Restate the entire listing word for word.

_ _ _ _ _ _ _

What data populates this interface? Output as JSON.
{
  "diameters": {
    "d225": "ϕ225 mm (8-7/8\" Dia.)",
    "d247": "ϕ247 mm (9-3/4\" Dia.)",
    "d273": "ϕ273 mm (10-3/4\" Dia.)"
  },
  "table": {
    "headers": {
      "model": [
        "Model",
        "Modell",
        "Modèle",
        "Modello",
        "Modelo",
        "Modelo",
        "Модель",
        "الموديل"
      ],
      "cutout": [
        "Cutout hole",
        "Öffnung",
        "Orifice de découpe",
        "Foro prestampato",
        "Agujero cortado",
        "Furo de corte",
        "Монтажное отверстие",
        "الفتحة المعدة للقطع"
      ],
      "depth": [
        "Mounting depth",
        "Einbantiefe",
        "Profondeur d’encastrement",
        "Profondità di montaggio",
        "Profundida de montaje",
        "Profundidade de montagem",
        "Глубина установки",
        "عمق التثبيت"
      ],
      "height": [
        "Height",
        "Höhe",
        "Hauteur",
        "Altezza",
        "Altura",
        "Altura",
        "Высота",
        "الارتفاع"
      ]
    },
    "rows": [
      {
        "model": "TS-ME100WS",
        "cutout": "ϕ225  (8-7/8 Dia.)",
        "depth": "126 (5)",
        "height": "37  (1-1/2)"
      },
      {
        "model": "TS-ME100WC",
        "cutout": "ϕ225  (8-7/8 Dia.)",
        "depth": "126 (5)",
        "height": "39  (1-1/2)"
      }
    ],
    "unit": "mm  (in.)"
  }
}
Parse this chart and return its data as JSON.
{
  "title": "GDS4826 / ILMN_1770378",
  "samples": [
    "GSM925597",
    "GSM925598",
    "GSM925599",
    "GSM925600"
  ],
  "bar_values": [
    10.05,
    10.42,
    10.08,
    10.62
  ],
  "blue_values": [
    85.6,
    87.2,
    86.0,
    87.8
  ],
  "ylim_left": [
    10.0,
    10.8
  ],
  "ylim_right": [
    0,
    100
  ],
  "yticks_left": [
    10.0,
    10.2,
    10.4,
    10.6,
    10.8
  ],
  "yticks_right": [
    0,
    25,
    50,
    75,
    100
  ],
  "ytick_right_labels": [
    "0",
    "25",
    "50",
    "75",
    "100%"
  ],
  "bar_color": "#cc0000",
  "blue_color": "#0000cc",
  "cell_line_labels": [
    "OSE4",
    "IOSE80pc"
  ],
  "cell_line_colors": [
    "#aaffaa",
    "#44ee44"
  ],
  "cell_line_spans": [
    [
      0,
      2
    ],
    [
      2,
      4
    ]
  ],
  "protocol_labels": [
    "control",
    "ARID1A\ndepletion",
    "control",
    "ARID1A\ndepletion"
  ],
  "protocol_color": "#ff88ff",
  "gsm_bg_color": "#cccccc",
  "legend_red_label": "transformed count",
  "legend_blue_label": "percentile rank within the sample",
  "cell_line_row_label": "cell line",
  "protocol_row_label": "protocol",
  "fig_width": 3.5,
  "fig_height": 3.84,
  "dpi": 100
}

_ _ _ _ _ _ _

## Solution to this exercise:
What data populates this interface? Output as JSON.
{
  "diameters": {
    "d225": "ϕ225 mm (8-7/8\" Dia.)",
    "d247": "ϕ247 mm (9-3/4\" Dia.)",
    "d273": "ϕ273 mm (10-3/4\" Dia.)"
  },
  "table": {
    "headers": {
      "model": [
        "Model",
        "Modell",
        "Modèle",
        "Modello",
        "Modelo",
        "Modelo",
        "Модель",
        "الموديل"
      ],
      "cutout": [
        "Cutout hole",
        "Öffnung",
        "Orifice de découpe",
        "Foro prestampato",
        "Agujero cortado",
        "Furo de corte",
        "Монтажное отверстие",
        "الفتحة المعدة للقطع"
      ],
      "depth": [
        "Mounting depth",
        "Einbantiefe",
        "Profondeur d’encastrement",
        "Profondità di montaggio",
        "Profundida de montaje",
        "Profundidade de montagem",
        "Глубина установки",
        "عمق التثبيت"
      ],
      "height": [
        "Height",
        "Höhe",
        "Hauteur",
        "Altezza",
        "Altura",
        "Altura",
        "Высота",
        "الارتفاع"
      ]
    },
    "rows": [
      {
        "model": "TS-ME100WS",
        "cutout": "ϕ225  (8-7/8 Dia.)",
        "depth": "126 (5)",
        "height": "37  (1-1/2)"
      },
      {
        "model": "TS-ME100WC",
        "cutout": "ϕ225  (8-7/8 Dia.)",
        "depth": "126 (5)",
        "height": "39  (1-1/2)"
      }
    ],
    "unit": "mm  (in.)"
  }
}
Parse this chart and return its data as JSON.
{
  "title": "GDS4826 / ILMN_1770378",
  "samples": [
    "GSM925597",
    "GSM925598",
    "GSM925599",
    "GSM925600"
  ],
  "bar_values": [
    10.05,
    10.42,
    10.08,
    10.62
  ],
  "blue_values": [
    85.6,
    87.2,
    86.0,
    87.8
  ],
  "ylim_left": [
    10.0,
    10.8
  ],
  "ylim_right": [
    0,
    100
  ],
  "yticks_left": [
    10.0,
    10.2,
    10.4,
    10.6,
    10.8
  ],
  "yticks_right": [
    0,
    25,
    50,
    75,
    100
  ],
  "ytick_right_labels": [
    "0",
    "25",
    "50",
    "75",
    "100%"
  ],
  "bar_color": "#cc0000",
  "blue_color": "#0000cc",
  "cell_line_labels": [
    "OSE4",
    "IOSE80pc"
  ],
  "cell_line_colors": [
    "#aaffaa",
    "#44ee44"
  ],
  "cell_line_spans": [
    [
      0,
      2
    ],
    [
      2,
      4
    ]
  ],
  "protocol_labels": [
    "control",
    "ARID1A\ndepletion",
    "control",
    "ARID1A\ndepletion"
  ],
  "protocol_color": "#ff88ff",
  "gsm_bg_color": "#cccccc",
  "legend_red_label": "transformed count",
  "legend_blue_label": "percentile rank within the sample",
  "cell_line_row_label": "cell line",
  "protocol_row_label": "protocol",
  "fig_width": 3.5,
  "fig_height": 3.84,
  "dpi": 100
}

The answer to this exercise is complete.